◆ **YOUR INSTRUCTIONS**
Please change "close-tab-icon" to "tab-close-icon" throughout the part of the rows that opens at the start and closes with the line containing "bokeh-dot [510, 1064, 524, 1078]", both ends included. Give only those lines again, with nothing else altered.

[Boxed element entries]
- - -

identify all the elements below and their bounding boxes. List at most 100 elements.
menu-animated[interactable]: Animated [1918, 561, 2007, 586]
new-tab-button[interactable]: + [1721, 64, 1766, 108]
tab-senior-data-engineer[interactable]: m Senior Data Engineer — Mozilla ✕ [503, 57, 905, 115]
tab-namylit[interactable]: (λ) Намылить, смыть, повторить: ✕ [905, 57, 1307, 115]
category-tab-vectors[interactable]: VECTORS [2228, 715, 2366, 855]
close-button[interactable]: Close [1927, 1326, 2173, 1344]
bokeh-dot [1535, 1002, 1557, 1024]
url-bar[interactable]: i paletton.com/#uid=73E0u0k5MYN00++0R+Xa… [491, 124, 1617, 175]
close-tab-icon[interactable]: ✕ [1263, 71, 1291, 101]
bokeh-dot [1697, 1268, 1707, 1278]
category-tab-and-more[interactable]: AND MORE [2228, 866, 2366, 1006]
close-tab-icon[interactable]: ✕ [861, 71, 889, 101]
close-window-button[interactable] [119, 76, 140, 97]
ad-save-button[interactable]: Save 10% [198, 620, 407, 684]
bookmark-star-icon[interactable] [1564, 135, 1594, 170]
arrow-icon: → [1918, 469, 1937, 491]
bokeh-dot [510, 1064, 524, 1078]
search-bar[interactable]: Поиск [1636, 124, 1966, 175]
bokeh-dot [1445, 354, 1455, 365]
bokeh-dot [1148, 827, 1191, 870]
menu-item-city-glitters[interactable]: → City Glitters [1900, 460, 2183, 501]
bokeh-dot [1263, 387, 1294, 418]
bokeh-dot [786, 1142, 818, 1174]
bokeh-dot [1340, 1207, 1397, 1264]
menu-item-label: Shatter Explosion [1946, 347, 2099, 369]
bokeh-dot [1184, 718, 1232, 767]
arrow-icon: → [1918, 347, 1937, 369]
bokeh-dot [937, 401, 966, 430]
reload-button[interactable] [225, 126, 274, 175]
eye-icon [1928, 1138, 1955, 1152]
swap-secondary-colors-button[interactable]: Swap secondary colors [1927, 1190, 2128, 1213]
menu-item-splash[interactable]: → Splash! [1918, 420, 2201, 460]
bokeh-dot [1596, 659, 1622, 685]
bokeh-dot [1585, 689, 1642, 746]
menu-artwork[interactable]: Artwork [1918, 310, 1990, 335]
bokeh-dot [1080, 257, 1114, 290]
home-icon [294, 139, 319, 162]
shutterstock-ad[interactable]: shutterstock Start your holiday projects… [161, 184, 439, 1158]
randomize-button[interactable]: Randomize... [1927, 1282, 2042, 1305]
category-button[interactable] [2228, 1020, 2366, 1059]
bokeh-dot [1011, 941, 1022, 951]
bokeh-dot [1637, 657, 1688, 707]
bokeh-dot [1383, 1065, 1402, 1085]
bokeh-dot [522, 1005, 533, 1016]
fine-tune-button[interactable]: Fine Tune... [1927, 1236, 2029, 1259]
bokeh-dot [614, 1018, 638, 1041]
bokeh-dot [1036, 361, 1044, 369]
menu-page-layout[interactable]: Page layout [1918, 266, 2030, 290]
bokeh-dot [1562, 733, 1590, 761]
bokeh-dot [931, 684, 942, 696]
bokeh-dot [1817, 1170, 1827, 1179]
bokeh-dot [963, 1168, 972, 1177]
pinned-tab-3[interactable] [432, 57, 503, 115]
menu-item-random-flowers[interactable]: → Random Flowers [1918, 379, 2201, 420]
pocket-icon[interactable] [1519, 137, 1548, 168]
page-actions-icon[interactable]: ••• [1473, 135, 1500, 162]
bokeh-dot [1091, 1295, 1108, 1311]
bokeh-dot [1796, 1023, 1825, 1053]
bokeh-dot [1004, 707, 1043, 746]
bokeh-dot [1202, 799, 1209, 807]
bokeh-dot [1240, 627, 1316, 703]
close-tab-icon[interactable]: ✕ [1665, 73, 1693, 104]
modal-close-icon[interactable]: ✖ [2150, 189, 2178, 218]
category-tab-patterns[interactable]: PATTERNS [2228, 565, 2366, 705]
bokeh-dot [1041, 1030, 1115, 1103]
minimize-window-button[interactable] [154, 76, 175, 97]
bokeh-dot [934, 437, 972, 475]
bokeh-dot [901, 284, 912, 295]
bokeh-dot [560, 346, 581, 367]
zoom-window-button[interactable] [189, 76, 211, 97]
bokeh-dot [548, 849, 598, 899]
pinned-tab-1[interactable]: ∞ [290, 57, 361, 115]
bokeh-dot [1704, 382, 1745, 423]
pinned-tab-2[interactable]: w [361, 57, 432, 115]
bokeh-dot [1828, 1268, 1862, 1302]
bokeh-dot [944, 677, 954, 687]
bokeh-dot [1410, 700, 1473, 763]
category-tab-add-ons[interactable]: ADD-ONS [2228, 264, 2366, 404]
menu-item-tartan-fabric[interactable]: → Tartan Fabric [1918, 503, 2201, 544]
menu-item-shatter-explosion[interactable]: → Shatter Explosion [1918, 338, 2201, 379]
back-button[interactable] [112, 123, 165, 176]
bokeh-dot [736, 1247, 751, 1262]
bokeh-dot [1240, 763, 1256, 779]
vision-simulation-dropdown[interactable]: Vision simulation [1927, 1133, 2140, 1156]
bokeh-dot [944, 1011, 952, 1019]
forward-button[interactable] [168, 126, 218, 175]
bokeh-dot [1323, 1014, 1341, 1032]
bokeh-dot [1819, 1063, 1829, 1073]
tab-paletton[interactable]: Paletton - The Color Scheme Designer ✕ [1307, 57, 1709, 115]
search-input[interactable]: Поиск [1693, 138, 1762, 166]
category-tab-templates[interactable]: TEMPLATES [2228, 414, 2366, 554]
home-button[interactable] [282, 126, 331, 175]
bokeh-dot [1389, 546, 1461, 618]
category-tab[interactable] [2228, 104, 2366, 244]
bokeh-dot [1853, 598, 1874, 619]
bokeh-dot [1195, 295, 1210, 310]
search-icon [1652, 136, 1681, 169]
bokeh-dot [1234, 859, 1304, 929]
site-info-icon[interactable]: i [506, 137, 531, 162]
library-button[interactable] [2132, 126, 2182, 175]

- - -

◆ **TASK RESULT**
identify all the elements below and their bounding boxes. List at most 100 elements.
menu-animated[interactable]: Animated [1918, 561, 2007, 586]
new-tab-button[interactable]: + [1721, 64, 1766, 108]
tab-senior-data-engineer[interactable]: m Senior Data Engineer — Mozilla ✕ [503, 57, 905, 115]
tab-namylit[interactable]: (λ) Намылить, смыть, повторить: ✕ [905, 57, 1307, 115]
category-tab-vectors[interactable]: VECTORS [2228, 715, 2366, 855]
close-button[interactable]: Close [1927, 1326, 2173, 1344]
bokeh-dot [1535, 1002, 1557, 1024]
url-bar[interactable]: i paletton.com/#uid=73E0u0k5MYN00++0R+Xa… [491, 124, 1617, 175]
tab-close-icon[interactable]: ✕ [1263, 71, 1291, 101]
bokeh-dot [1697, 1268, 1707, 1278]
category-tab-and-more[interactable]: AND MORE [2228, 866, 2366, 1006]
tab-close-icon[interactable]: ✕ [861, 71, 889, 101]
close-window-button[interactable] [119, 76, 140, 97]
ad-save-button[interactable]: Save 10% [198, 620, 407, 684]
bookmark-star-icon[interactable] [1564, 135, 1594, 170]
arrow-icon: → [1918, 469, 1937, 491]
bokeh-dot [510, 1064, 524, 1078]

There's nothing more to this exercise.